### Material for this task:

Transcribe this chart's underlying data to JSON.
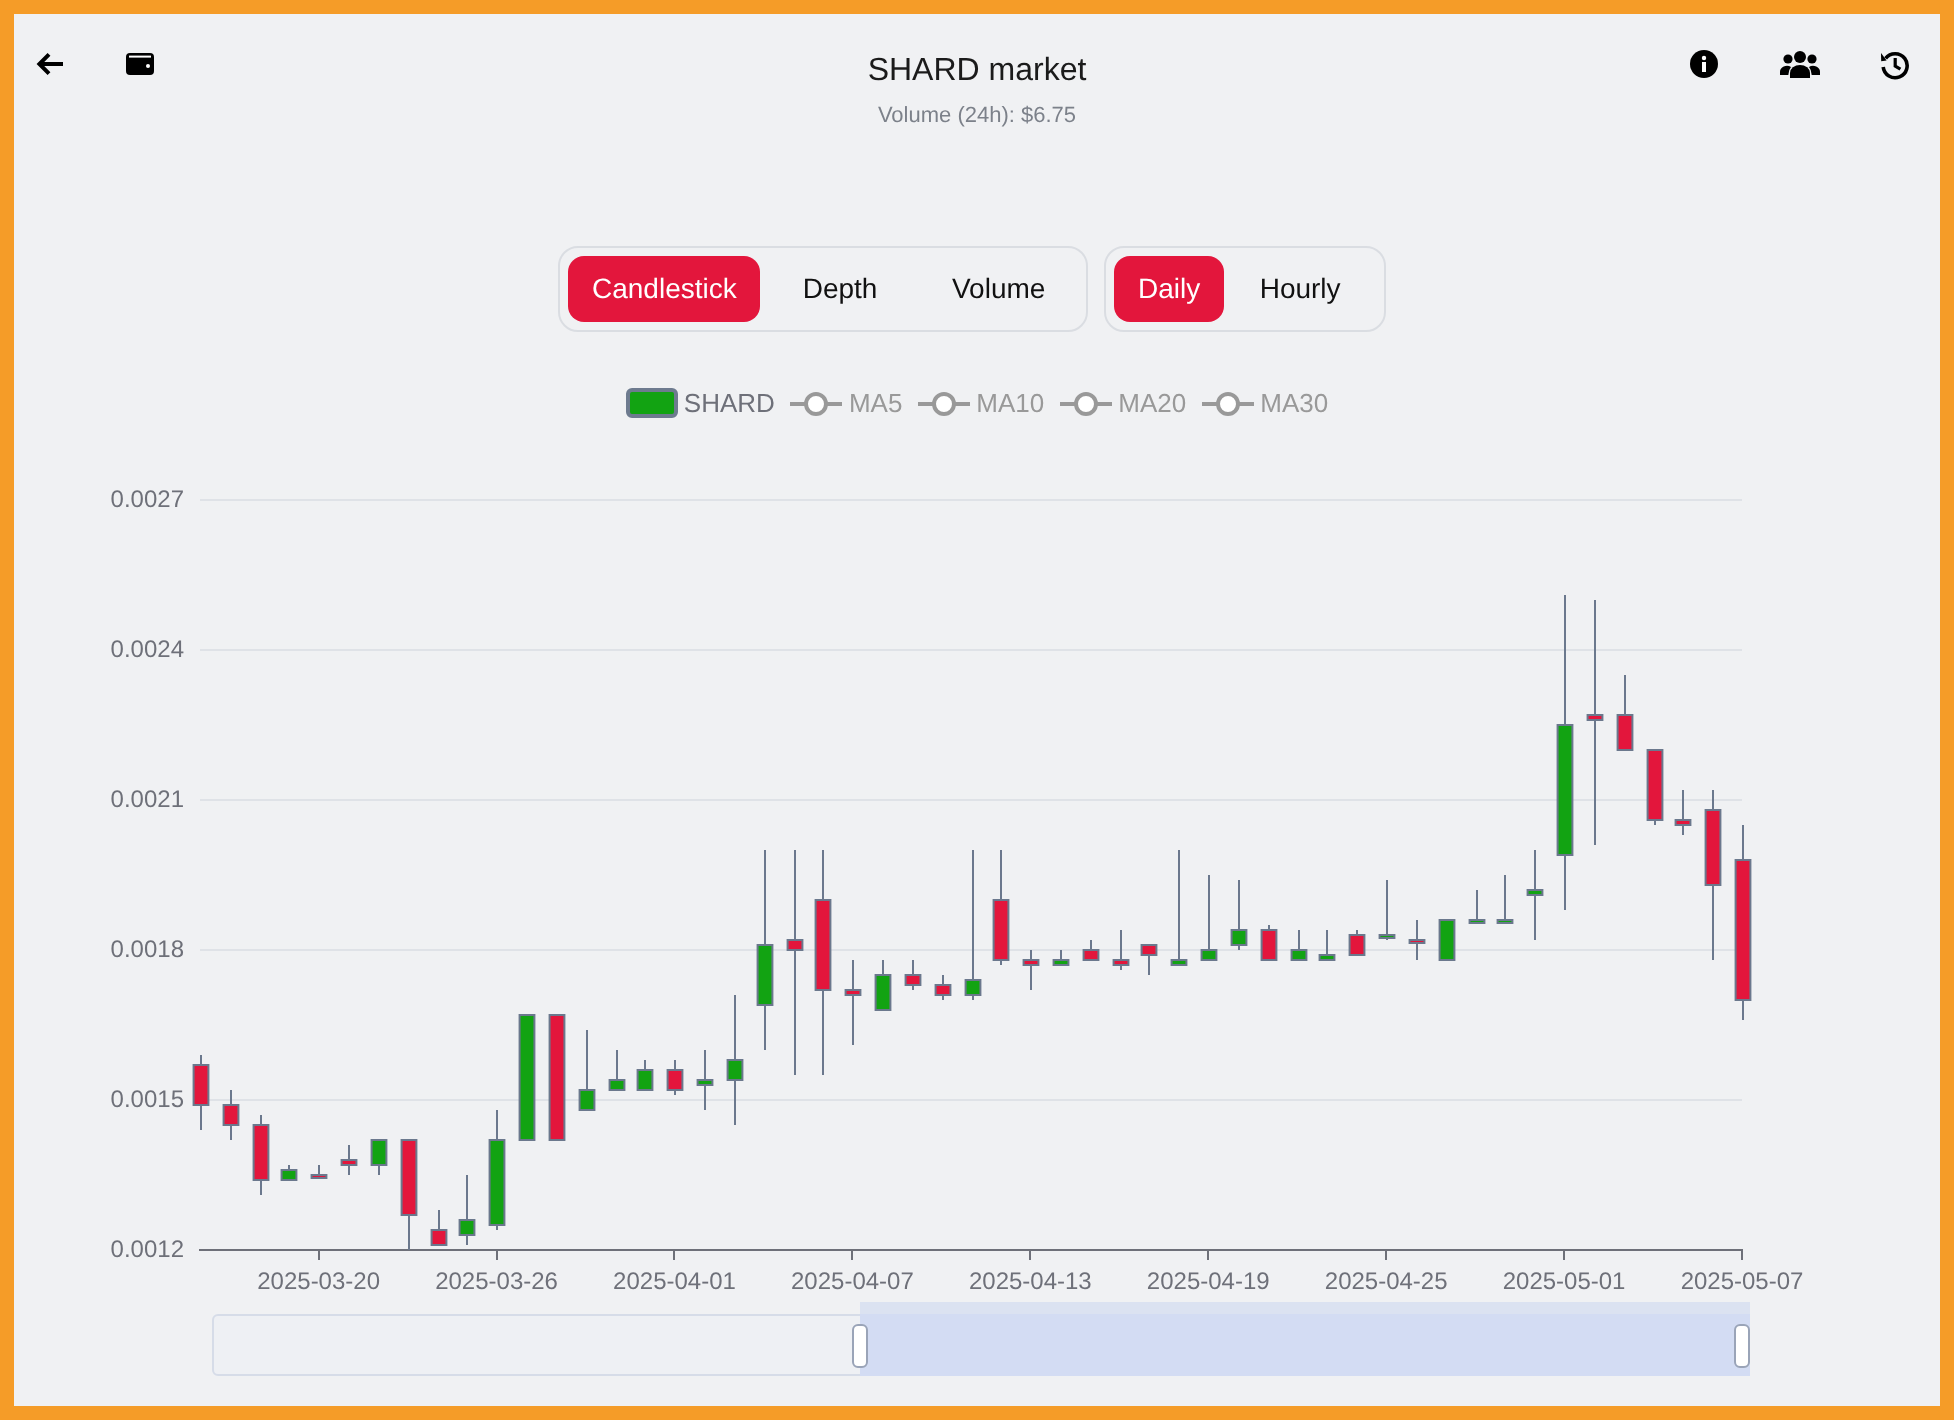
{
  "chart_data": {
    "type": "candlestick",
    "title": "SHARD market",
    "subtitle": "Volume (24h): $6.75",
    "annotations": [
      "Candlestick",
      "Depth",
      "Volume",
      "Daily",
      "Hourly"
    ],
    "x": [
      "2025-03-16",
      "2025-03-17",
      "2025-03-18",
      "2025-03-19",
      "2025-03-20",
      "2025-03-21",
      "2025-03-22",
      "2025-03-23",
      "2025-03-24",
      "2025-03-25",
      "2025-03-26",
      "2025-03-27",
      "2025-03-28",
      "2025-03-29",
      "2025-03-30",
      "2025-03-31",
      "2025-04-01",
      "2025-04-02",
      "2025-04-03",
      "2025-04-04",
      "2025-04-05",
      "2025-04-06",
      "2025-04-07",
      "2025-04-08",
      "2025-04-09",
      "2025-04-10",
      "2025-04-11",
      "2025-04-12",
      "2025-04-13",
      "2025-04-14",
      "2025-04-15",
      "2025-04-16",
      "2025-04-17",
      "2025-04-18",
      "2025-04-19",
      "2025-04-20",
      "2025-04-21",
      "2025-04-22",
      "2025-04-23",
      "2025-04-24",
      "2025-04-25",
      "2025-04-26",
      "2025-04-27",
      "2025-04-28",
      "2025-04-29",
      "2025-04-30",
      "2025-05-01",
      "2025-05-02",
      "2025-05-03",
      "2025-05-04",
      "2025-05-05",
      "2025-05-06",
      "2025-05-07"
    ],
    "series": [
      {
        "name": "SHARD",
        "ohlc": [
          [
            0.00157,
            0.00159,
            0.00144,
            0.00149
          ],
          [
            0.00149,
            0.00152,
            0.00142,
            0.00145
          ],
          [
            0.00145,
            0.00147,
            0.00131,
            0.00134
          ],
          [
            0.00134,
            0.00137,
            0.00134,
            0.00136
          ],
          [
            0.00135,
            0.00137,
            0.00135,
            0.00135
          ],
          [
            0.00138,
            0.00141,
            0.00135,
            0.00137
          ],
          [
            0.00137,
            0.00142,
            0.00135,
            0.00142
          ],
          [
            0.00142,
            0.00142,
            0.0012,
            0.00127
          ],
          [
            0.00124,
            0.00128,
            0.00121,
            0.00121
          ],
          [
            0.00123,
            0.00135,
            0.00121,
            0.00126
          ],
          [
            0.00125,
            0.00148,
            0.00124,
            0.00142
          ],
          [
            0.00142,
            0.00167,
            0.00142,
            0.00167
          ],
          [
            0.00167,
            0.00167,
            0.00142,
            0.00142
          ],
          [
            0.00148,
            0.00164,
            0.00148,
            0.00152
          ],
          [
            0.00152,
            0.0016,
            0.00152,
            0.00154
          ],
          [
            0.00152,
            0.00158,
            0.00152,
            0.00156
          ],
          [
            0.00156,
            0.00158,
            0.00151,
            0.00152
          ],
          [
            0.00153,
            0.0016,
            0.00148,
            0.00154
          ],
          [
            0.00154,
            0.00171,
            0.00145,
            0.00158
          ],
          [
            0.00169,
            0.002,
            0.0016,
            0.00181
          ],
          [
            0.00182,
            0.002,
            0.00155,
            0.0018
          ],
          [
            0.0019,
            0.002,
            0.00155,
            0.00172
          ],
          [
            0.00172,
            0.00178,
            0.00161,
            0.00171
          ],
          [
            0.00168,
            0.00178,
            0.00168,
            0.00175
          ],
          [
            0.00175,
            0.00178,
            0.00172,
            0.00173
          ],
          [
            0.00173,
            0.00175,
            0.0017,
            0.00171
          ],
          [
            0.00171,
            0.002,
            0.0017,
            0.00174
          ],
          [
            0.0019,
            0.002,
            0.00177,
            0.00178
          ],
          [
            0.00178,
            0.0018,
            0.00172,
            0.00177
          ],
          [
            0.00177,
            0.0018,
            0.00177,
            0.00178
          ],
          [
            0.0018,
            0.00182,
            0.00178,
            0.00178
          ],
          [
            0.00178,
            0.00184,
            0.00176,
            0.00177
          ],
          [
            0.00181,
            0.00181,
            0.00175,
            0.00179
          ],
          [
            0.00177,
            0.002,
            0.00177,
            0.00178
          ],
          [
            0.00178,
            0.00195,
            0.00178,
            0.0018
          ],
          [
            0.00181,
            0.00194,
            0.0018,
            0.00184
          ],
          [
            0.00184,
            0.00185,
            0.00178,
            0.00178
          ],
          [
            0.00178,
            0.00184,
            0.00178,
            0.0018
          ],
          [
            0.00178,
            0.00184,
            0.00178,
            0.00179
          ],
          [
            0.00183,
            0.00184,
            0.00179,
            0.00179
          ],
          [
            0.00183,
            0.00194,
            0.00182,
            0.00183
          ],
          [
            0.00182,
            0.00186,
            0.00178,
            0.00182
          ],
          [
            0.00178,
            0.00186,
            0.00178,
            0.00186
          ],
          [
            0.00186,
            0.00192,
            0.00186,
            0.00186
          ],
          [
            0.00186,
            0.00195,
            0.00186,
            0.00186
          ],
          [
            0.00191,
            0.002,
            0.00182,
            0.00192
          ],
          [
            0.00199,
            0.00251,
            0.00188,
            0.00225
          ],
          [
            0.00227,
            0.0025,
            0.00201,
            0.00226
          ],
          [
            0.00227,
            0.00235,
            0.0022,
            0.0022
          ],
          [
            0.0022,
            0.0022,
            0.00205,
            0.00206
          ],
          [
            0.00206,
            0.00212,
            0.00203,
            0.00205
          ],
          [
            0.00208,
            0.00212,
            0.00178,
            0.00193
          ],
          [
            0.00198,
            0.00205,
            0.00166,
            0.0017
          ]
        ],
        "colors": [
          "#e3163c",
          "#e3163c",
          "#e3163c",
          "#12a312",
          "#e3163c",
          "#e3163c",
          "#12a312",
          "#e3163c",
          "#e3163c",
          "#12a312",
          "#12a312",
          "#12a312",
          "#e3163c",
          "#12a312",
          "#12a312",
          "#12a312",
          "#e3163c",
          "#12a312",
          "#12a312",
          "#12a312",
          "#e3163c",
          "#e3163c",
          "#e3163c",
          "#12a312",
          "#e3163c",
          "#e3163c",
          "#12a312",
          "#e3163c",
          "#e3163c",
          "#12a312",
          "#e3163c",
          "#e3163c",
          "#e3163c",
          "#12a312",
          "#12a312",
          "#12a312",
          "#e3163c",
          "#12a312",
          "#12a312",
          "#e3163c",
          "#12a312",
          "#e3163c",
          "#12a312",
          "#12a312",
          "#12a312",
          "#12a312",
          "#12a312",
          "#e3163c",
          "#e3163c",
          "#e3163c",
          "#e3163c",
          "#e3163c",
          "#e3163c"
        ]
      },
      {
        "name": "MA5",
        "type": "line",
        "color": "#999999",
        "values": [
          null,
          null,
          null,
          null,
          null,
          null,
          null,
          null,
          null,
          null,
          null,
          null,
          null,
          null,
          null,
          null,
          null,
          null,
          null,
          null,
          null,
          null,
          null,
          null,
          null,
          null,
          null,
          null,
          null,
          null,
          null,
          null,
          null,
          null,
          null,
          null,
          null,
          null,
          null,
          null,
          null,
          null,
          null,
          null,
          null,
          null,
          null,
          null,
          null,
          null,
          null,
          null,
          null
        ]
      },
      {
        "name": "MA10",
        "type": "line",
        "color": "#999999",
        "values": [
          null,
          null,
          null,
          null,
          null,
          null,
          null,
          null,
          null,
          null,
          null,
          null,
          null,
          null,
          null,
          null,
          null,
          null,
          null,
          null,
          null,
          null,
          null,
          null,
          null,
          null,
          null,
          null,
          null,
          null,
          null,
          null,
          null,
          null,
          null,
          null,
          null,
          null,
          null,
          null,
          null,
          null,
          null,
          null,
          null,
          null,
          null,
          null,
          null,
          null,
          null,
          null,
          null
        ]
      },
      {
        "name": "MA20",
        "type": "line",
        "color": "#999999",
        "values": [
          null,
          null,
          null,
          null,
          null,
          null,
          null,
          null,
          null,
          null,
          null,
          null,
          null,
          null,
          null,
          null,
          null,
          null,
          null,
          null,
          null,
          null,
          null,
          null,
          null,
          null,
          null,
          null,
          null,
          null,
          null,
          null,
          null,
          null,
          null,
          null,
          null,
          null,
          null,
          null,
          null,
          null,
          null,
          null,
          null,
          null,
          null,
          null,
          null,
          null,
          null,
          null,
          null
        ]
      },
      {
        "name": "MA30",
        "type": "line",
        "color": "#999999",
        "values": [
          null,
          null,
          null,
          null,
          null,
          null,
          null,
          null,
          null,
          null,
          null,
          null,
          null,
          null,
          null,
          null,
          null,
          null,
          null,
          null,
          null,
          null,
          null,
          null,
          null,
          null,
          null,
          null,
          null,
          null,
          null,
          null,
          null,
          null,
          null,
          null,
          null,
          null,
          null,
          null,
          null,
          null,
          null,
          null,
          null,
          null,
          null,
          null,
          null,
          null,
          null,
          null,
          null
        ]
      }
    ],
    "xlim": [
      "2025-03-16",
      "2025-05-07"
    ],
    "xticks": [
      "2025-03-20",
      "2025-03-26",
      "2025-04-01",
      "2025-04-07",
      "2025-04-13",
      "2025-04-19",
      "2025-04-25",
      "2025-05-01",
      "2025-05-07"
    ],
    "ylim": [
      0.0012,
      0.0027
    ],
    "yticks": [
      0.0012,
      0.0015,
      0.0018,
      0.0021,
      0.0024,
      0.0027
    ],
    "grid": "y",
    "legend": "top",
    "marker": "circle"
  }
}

### Work to complete:
Gather each line of the listing containing the word "name" and show it.

### The result:
        "name": "SHARD",
        "name": "MA5",
        "name": "MA10",
        "name": "MA20",
        "name": "MA30",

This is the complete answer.